(Stored dataset items)

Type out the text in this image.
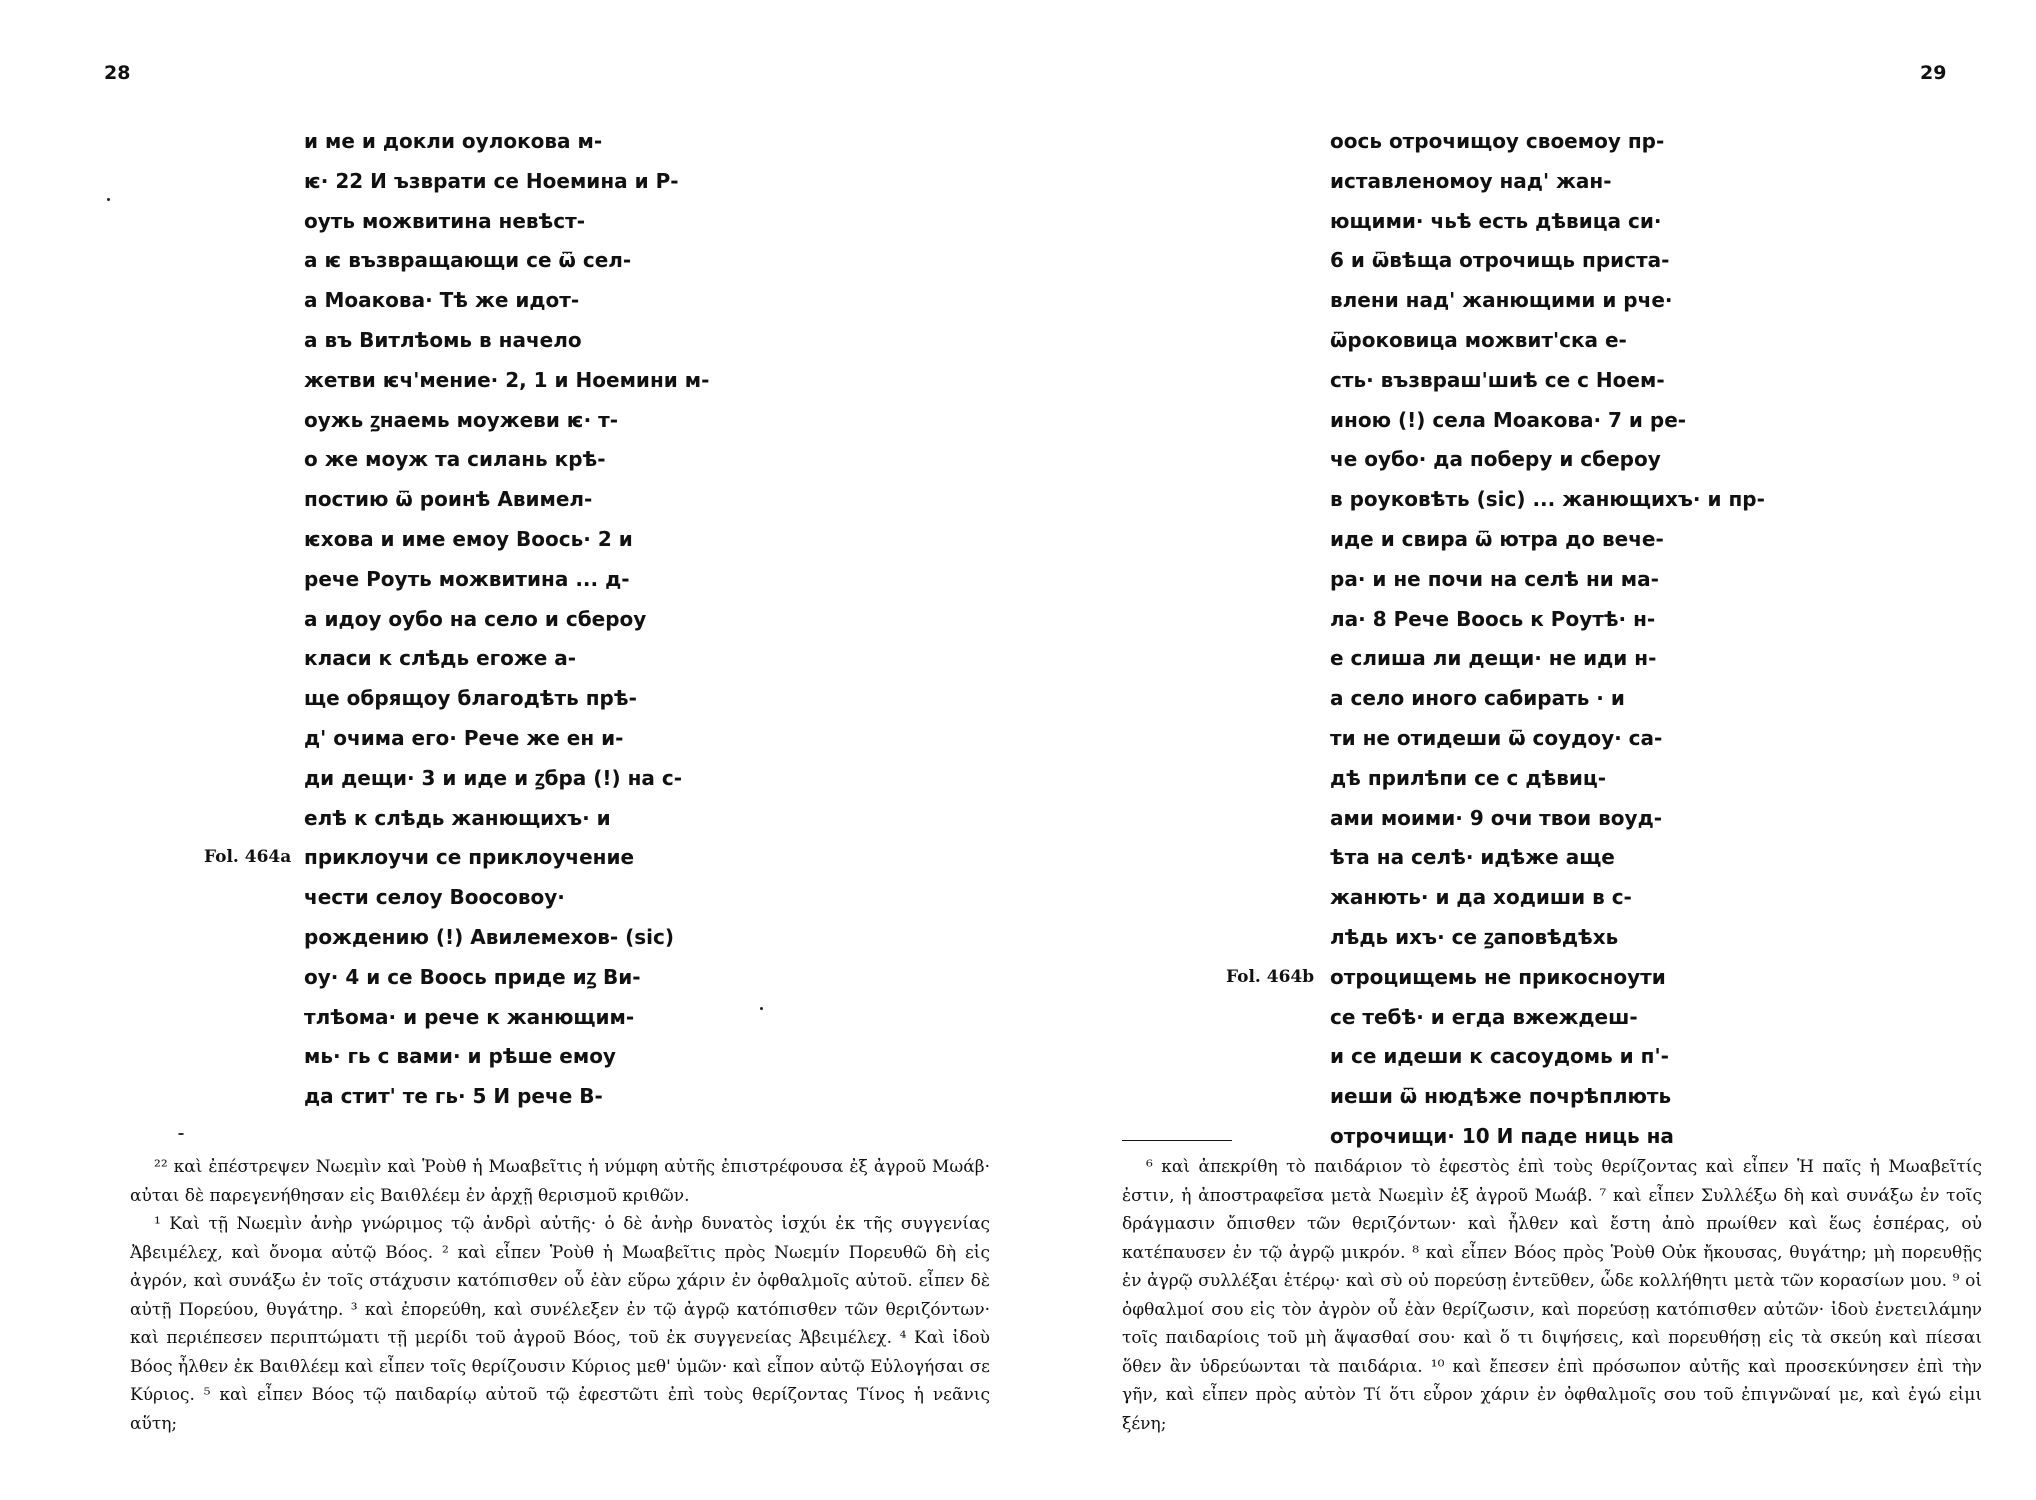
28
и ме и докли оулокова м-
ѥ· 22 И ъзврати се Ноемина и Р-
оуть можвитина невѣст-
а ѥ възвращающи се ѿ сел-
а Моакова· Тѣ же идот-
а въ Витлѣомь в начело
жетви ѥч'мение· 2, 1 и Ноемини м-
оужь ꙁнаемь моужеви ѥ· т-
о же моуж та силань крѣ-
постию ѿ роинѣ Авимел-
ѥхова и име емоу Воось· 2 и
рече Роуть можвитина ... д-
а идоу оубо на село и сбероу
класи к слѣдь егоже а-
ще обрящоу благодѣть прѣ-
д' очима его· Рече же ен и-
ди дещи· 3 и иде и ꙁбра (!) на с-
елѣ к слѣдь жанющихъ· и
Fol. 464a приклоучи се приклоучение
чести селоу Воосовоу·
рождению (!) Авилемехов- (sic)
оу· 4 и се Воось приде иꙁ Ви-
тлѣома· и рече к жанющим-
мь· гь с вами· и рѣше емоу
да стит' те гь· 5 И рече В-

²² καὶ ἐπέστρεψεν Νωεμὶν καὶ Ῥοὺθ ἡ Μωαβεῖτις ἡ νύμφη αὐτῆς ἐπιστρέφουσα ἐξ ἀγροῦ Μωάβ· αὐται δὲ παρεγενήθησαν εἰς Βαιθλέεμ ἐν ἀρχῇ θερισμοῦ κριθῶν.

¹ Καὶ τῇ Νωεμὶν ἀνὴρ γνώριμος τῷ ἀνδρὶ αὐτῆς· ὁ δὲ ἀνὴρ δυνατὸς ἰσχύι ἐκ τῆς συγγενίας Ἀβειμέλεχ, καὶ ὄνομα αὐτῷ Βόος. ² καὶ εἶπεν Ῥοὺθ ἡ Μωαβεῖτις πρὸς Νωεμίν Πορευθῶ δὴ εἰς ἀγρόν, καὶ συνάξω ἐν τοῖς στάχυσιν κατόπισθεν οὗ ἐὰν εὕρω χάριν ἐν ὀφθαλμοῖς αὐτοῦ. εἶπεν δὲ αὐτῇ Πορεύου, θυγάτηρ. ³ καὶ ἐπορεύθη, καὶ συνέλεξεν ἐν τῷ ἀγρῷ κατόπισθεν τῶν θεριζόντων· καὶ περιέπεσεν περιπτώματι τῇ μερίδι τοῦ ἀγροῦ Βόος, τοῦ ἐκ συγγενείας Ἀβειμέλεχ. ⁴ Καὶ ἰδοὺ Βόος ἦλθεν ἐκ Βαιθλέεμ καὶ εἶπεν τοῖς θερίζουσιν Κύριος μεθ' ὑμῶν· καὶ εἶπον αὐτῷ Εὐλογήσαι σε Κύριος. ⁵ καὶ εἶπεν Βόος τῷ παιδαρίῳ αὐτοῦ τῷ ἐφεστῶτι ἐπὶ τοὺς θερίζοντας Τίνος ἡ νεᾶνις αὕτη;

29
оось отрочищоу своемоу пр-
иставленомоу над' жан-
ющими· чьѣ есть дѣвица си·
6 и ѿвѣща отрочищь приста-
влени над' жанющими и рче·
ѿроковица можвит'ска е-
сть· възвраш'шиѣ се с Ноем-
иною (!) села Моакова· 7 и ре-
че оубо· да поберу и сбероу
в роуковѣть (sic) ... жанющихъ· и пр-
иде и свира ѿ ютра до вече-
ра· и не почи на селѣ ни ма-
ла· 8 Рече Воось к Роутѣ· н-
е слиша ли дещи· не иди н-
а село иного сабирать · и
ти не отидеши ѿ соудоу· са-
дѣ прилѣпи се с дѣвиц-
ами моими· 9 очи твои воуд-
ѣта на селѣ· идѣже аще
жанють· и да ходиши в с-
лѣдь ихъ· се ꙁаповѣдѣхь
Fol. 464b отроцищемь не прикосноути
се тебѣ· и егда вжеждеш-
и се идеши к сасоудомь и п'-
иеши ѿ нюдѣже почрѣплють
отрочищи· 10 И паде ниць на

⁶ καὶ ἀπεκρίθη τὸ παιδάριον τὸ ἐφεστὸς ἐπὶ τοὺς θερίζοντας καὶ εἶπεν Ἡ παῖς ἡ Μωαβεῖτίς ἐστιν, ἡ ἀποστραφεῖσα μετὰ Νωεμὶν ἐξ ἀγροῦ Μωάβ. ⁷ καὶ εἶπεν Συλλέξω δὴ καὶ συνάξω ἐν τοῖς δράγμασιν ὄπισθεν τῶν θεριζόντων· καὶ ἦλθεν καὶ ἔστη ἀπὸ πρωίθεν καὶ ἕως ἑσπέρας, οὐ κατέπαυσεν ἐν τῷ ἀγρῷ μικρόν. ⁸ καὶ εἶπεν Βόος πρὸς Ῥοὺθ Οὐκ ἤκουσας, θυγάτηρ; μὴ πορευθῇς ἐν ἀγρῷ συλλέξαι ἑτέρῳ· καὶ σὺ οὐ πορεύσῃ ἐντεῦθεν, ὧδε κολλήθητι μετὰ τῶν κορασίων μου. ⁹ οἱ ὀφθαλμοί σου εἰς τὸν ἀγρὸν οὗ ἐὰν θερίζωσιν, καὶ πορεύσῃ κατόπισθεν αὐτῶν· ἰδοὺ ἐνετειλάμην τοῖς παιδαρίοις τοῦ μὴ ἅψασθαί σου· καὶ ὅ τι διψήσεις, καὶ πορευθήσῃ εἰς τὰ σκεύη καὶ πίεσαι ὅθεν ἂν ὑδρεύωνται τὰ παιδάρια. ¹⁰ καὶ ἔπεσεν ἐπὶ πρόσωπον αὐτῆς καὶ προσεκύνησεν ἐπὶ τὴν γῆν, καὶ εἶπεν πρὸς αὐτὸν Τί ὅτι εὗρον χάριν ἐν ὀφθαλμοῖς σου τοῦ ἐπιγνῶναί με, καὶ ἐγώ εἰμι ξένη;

• **Task statement**
Output every entry word for word, but omit the pictures.

• **Response to this task**
Type out the text in this image.
28
и ме и докли оулокова м-
ѥ· 22 И ъзврати се Ноемина и Р-
оуть можвитина невѣст-
а ѥ възвращающи се ѿ сел-
а Моакова· Тѣ же идот-
а въ Витлѣомь в начело
жетви ѥч'мение· 2, 1 и Ноемини м-
оужь ꙁнаемь моужеви ѥ· т-
о же моуж та силань крѣ-
постию ѿ роинѣ Авимел-
ѥхова и име емоу Воось· 2 и
рече Роуть можвитина ... д-
а идоу оубо на село и сбероу
класи к слѣдь егоже а-
ще обрящоу благодѣть прѣ-
д' очима его· Рече же ен и-
ди дещи· 3 и иде и ꙁбра (!) на с-
елѣ к слѣдь жанющихъ· и
Fol. 464a приклоучи се приклоучение
чести селоу Воосовоу·
рождению (!) Авилемехов- (sic)
оу· 4 и се Воось приде иꙁ Ви-
тлѣома· и рече к жанющим-
мь· гь с вами· и рѣше емоу
да стит' те гь· 5 И рече В-

²² καὶ ἐπέστρεψεν Νωεμὶν καὶ Ῥοὺθ ἡ Μωαβεῖτις ἡ νύμφη αὐτῆς ἐπιστρέφουσα ἐξ ἀγροῦ Μωάβ· αὐται δὲ παρεγενήθησαν εἰς Βαιθλέεμ ἐν ἀρχῇ θερισμοῦ κριθῶν.

¹ Καὶ τῇ Νωεμὶν ἀνὴρ γνώριμος τῷ ἀνδρὶ αὐτῆς· ὁ δὲ ἀνὴρ δυνατὸς ἰσχύι ἐκ τῆς συγγενίας Ἀβειμέλεχ, καὶ ὄνομα αὐτῷ Βόος. ² καὶ εἶπεν Ῥοὺθ ἡ Μωαβεῖτις πρὸς Νωεμίν Πορευθῶ δὴ εἰς ἀγρόν, καὶ συνάξω ἐν τοῖς στάχυσιν κατόπισθεν οὗ ἐὰν εὕρω χάριν ἐν ὀφθαλμοῖς αὐτοῦ. εἶπεν δὲ αὐτῇ Πορεύου, θυγάτηρ. ³ καὶ ἐπορεύθη, καὶ συνέλεξεν ἐν τῷ ἀγρῷ κατόπισθεν τῶν θεριζόντων· καὶ περιέπεσεν περιπτώματι τῇ μερίδι τοῦ ἀγροῦ Βόος, τοῦ ἐκ συγγενείας Ἀβειμέλεχ. ⁴ Καὶ ἰδοὺ Βόος ἦλθεν ἐκ Βαιθλέεμ καὶ εἶπεν τοῖς θερίζουσιν Κύριος μεθ' ὑμῶν· καὶ εἶπον αὐτῷ Εὐλογήσαι σε Κύριος. ⁵ καὶ εἶπεν Βόος τῷ παιδαρίῳ αὐτοῦ τῷ ἐφεστῶτι ἐπὶ τοὺς θερίζοντας Τίνος ἡ νεᾶνις αὕτη;

29
оось отрочищоу своемоу пр-
иставленомоу над' жан-
ющими· чьѣ есть дѣвица си·
6 и ѿвѣща отрочищь приста-
влени над' жанющими и рче·
ѿроковица можвит'ска е-
сть· възвраш'шиѣ се с Ноем-
иною (!) села Моакова· 7 и ре-
че оубо· да поберу и сбероу
в роуковѣть (sic) ... жанющихъ· и пр-
иде и свира ѿ ютра до вече-
ра· и не почи на селѣ ни ма-
ла· 8 Рече Воось к Роутѣ· н-
е слиша ли дещи· не иди н-
а село иного сабирать · и
ти не отидеши ѿ соудоу· са-
дѣ прилѣпи се с дѣвиц-
ами моими· 9 очи твои воуд-
ѣта на селѣ· идѣже аще
жанють· и да ходиши в с-
лѣдь ихъ· се ꙁаповѣдѣхь
Fol. 464b отроцищемь не прикосноути
се тебѣ· и егда вжеждеш-
и се идеши к сасоудомь и п'-
иеши ѿ нюдѣже почрѣплють
отрочищи· 10 И паде ниць на

⁶ καὶ ἀπεκρίθη τὸ παιδάριον τὸ ἐφεστὸς ἐπὶ τοὺς θερίζοντας καὶ εἶπεν Ἡ παῖς ἡ Μωαβεῖτίς ἐστιν, ἡ ἀποστραφεῖσα μετὰ Νωεμὶν ἐξ ἀγροῦ Μωάβ. ⁷ καὶ εἶπεν Συλλέξω δὴ καὶ συνάξω ἐν τοῖς δράγμασιν ὄπισθεν τῶν θεριζόντων· καὶ ἦλθεν καὶ ἔστη ἀπὸ πρωίθεν καὶ ἕως ἑσπέρας, οὐ κατέπαυσεν ἐν τῷ ἀγρῷ μικρόν. ⁸ καὶ εἶπεν Βόος πρὸς Ῥοὺθ Οὐκ ἤκουσας, θυγάτηρ; μὴ πορευθῇς ἐν ἀγρῷ συλλέξαι ἑτέρῳ· καὶ σὺ οὐ πορεύσῃ ἐντεῦθεν, ὧδε κολλήθητι μετὰ τῶν κορασίων μου. ⁹ οἱ ὀφθαλμοί σου εἰς τὸν ἀγρὸν οὗ ἐὰν θερίζωσιν, καὶ πορεύσῃ κατόπισθεν αὐτῶν· ἰδοὺ ἐνετειλάμην τοῖς παιδαρίοις τοῦ μὴ ἅψασθαί σου· καὶ ὅ τι διψήσεις, καὶ πορευθήσῃ εἰς τὰ σκεύη καὶ πίεσαι ὅθεν ἂν ὑδρεύωνται τὰ παιδάρια. ¹⁰ καὶ ἔπεσεν ἐπὶ πρόσωπον αὐτῆς καὶ προσεκύνησεν ἐπὶ τὴν γῆν, καὶ εἶπεν πρὸς αὐτὸν Τί ὅτι εὗρον χάριν ἐν ὀφθαλμοῖς σου τοῦ ἐπιγνῶναί με, καὶ ἐγώ εἰμι ξένη;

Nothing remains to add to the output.